READING PASSAGE =>
....
La deuxième session de travail s’attachera à l’évitement de l’impôt comme principe de politique publique. A travers les exemptions, dérogations et avantages consentis par la puissance publique, il s’agira d’explorer différents enjeux autour des dépenses fiscales. Depuis les travaux fondateurs de C. Howard et J. Hacker (Howard, 1997; Hacker, 2002), les dépenses fiscales ont été davantage prises en compte pour évaluer l’ampleur des politiques publiques (Gilbert, 2010). Cette approche peut alors permettre de modifier l’analyse faite de certaines politiques publiques car les dépenses fiscales se différencient fortement des dépenses budgétaires dans leurs objectifs, dans les publics qu’elles visent, et dans leur évaluation (Ledoux, 2011; Pollard, 2011). Cette progression des dépenses fiscales renvoie à une transformation majeure dans certains secteurs d’action publique (comme les politiques sociales et environnementales). Comment la qualifier ? Signale-t-elle l’existence d’un Etat qui inciterait plus qu’il n’allouerait ? Des communications pourront porter sur les mobilisations collectives dont sont l’objet les dépenses fiscales. Alors que la dépense fiscale est souvent caractérisée par sa moindre visibilité par rapport aux dépenses budgétaires, les conditions de sa mise en visibilité et de son évaluation pourront également être interrogées.
....
WHAT NEEDS TO BE DONE =>
Please write out the whole passage on tax expenditures, word for word. The material plays no part in this.

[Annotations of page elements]
....
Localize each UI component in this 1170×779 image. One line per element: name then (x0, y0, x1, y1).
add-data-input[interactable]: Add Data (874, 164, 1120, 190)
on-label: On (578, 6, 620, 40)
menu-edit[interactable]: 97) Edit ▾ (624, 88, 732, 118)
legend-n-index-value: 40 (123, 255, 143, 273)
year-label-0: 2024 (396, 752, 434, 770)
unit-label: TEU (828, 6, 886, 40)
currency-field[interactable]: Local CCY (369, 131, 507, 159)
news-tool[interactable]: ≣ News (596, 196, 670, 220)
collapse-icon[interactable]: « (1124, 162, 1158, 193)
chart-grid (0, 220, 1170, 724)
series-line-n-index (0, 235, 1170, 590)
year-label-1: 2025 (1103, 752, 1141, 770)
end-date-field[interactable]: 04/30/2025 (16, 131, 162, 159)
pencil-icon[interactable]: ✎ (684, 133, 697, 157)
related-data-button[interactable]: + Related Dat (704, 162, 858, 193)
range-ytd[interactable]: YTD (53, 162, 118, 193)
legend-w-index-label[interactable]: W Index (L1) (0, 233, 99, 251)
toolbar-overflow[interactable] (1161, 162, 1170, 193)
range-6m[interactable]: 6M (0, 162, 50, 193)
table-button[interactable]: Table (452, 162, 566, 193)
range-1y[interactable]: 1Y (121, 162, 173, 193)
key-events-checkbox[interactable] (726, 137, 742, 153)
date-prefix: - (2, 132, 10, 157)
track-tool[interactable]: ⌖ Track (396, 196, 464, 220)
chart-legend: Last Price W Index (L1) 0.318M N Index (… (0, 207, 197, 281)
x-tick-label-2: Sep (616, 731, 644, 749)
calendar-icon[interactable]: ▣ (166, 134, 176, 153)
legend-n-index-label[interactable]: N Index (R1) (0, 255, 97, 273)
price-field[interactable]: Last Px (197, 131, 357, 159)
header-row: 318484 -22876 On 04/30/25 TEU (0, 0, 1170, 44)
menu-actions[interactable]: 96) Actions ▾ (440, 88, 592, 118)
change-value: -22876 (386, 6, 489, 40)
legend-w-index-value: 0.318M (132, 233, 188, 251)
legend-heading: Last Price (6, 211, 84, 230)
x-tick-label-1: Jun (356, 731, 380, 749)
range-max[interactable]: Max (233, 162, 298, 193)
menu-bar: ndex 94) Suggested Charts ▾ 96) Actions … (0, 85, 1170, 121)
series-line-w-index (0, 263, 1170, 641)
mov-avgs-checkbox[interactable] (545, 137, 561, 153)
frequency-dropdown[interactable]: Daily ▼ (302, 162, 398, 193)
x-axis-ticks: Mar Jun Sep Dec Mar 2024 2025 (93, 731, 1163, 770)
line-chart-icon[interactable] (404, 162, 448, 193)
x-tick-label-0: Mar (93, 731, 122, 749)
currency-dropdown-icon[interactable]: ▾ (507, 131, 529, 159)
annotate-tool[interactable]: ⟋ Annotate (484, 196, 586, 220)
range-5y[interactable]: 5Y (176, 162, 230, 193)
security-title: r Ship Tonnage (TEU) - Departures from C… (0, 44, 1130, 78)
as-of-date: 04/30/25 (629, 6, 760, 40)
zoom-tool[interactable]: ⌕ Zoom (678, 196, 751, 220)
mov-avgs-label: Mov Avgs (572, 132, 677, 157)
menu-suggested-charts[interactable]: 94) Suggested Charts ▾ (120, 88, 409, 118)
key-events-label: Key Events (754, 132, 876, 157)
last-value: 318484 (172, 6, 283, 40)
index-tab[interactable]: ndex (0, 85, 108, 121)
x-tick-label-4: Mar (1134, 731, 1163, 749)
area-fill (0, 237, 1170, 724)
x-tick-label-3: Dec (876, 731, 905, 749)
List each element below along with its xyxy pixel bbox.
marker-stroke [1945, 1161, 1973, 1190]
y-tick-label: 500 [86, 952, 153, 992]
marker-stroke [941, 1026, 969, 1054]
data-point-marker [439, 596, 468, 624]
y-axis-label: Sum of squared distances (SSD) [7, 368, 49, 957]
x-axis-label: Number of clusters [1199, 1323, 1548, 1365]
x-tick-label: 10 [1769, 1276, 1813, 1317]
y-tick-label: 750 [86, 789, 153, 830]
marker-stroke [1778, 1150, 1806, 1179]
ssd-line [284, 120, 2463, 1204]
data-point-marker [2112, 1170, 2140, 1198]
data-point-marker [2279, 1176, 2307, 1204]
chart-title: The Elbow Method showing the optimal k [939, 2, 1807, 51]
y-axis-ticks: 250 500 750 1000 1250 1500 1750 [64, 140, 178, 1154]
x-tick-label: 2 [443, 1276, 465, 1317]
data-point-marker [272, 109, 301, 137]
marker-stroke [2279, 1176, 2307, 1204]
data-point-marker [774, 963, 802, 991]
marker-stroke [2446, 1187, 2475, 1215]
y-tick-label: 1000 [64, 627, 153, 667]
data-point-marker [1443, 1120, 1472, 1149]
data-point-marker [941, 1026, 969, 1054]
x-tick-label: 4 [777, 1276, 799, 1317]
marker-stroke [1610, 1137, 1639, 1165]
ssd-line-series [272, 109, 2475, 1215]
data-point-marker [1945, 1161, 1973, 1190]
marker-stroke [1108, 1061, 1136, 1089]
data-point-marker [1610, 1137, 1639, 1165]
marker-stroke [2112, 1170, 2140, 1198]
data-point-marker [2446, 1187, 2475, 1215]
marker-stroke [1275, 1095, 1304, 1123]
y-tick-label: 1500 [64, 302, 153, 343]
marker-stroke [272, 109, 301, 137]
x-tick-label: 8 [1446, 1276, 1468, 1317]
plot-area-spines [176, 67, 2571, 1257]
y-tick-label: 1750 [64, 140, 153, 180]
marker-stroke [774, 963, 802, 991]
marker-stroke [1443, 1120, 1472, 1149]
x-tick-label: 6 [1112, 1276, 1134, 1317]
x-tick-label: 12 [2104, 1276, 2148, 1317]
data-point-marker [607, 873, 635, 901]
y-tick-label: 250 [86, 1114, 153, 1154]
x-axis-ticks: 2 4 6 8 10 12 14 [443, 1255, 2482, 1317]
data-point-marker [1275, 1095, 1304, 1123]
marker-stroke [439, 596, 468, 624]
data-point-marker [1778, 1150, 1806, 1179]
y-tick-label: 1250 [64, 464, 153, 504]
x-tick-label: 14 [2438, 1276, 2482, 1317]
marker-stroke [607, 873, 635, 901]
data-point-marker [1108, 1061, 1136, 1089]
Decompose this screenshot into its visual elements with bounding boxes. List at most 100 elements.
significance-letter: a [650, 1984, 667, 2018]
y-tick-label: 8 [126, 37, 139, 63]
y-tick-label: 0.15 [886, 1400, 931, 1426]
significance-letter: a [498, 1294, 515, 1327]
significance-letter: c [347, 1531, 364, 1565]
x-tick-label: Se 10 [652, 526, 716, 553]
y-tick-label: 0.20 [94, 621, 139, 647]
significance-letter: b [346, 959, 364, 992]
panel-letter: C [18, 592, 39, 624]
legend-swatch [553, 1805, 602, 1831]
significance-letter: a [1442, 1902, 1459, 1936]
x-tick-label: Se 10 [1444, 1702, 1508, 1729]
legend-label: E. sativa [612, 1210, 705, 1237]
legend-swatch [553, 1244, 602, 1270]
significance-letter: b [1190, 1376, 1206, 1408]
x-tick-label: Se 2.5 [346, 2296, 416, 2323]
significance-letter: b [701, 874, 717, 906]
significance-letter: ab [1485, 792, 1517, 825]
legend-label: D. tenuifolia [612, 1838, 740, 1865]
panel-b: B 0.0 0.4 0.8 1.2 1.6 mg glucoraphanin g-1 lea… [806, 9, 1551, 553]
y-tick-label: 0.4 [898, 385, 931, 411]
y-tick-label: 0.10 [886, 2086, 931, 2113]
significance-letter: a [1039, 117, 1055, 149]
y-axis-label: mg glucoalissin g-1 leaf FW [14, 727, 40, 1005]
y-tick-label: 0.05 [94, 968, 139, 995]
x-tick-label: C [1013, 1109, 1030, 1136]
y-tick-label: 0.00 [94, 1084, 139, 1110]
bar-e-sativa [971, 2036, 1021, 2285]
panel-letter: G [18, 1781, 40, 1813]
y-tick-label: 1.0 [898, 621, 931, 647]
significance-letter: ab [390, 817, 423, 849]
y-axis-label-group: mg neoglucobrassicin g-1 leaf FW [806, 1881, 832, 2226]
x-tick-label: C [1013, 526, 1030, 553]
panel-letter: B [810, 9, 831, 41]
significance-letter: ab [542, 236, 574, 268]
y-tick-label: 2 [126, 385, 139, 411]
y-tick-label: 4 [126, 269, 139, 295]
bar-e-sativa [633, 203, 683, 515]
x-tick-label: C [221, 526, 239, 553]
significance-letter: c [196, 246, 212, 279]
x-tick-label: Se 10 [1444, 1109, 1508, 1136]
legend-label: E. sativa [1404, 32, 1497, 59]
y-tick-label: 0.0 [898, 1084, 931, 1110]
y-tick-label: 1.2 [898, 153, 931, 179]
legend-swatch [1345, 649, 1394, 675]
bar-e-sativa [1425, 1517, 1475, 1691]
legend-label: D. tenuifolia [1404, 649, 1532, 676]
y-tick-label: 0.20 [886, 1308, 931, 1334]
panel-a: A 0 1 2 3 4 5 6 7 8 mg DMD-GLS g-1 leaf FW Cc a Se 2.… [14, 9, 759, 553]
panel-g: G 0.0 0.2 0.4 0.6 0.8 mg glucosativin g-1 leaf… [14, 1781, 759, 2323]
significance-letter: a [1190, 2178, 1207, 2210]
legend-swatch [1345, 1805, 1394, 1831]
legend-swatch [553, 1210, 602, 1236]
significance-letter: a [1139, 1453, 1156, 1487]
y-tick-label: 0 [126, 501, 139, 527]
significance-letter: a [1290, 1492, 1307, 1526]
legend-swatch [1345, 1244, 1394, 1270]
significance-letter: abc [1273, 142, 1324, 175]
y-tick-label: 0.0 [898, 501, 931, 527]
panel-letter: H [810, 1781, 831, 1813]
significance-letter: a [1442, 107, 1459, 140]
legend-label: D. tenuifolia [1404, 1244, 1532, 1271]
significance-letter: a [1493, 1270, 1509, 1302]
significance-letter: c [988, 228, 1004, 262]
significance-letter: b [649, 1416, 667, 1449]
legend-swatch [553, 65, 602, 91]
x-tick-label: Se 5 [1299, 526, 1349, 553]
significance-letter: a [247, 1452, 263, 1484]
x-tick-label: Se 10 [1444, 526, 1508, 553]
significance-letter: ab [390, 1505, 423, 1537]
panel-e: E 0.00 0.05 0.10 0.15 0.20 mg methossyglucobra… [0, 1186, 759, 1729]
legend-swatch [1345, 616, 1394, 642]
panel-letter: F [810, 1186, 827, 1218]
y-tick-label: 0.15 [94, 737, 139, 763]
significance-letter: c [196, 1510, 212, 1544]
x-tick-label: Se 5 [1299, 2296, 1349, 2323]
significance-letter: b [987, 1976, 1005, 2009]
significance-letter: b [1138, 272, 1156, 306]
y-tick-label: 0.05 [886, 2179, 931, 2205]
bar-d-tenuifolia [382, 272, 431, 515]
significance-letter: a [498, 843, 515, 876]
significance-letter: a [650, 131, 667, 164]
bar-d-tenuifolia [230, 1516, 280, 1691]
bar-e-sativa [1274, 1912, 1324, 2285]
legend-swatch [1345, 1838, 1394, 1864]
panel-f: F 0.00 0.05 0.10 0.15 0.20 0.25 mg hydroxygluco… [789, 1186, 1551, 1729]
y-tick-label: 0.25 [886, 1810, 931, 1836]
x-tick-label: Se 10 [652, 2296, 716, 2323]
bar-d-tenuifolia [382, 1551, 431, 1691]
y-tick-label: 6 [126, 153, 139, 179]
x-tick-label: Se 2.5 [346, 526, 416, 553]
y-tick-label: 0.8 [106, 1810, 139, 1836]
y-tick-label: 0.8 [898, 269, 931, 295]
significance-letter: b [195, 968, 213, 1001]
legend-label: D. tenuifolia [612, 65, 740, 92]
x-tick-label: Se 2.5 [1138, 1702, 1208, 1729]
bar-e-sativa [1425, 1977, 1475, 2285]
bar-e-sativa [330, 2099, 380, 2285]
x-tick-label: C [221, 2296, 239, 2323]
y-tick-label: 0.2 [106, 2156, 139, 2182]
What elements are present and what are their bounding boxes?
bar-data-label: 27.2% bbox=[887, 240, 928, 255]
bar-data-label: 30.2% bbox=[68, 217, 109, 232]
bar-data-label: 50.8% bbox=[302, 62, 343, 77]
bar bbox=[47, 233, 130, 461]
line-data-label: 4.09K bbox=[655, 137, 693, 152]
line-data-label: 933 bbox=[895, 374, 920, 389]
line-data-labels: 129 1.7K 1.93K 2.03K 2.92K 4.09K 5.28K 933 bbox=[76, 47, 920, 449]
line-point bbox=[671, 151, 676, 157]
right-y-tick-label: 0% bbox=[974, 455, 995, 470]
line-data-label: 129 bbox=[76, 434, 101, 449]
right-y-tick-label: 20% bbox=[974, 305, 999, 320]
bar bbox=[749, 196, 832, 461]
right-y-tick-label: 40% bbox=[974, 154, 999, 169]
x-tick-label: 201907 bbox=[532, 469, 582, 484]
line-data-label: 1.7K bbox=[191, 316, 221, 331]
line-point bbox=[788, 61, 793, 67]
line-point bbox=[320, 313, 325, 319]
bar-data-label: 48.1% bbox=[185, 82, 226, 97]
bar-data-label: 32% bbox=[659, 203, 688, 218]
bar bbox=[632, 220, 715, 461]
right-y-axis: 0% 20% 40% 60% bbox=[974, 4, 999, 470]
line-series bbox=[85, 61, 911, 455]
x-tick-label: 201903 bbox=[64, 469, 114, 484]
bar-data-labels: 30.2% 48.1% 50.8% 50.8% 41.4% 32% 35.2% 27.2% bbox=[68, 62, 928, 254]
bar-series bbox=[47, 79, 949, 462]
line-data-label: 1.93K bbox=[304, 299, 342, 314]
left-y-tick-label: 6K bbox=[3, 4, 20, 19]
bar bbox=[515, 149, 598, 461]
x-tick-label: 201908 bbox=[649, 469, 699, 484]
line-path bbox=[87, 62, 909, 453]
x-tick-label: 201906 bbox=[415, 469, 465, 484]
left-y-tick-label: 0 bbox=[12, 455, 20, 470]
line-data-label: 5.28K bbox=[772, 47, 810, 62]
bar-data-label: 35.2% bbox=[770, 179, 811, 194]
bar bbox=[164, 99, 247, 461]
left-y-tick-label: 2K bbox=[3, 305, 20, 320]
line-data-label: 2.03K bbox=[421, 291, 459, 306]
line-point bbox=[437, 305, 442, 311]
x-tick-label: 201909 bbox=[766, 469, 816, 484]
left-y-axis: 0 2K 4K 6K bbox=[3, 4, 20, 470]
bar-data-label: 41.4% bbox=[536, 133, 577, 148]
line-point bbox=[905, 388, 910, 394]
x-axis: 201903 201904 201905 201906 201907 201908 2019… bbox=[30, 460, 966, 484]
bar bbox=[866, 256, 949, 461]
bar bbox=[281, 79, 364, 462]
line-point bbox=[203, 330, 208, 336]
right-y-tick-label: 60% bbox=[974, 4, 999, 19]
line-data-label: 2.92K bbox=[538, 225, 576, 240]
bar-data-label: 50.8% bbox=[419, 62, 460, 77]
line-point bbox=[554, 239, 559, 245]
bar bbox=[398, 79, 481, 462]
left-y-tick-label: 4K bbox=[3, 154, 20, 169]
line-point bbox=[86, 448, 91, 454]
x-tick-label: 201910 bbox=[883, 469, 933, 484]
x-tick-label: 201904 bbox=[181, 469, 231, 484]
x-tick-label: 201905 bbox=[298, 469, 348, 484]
....
EXERCISE ANSWER =>
La deuxième session de travail s’attachera à l’évitement de l’impôt comme principe de politique publique. A travers les exemptions, dérogations et avantages consentis par la puissance publique, il s’agira d’explorer différents enjeux autour des dépenses fiscales. Depuis les travaux fondateurs de C. Howard et J. Hacker (Howard, 1997; Hacker, 2002), les dépenses fiscales ont été davantage prises en compte pour évaluer l’ampleur des politiques publiques (Gilbert, 2010). Cette approche peut alors permettre de modifier l’analyse faite de certaines politiques publiques car les dépenses fiscales se différencient fortement des dépenses budgétaires dans leurs objectifs, dans les publics qu’elles visent, et dans leur évaluation (Ledoux, 2011; Pollard, 2011). Cette progression des dépenses fiscales renvoie à une transformation majeure dans certains secteurs d’action publique (comme les politiques sociales et environnementales). Comment la qualifier ? Signale-t-elle l’existence d’un Etat qui inciterait plus qu’il n’allouerait ? Des communications pourront porter sur les mobilisations collectives dont sont l’objet les dépenses fiscales. Alors que la dépense fiscale est souvent caractérisée par sa moindre visibilité par rapport aux dépenses budgétaires, les conditions de sa mise en visibilité et de son évaluation pourront également être interrogées.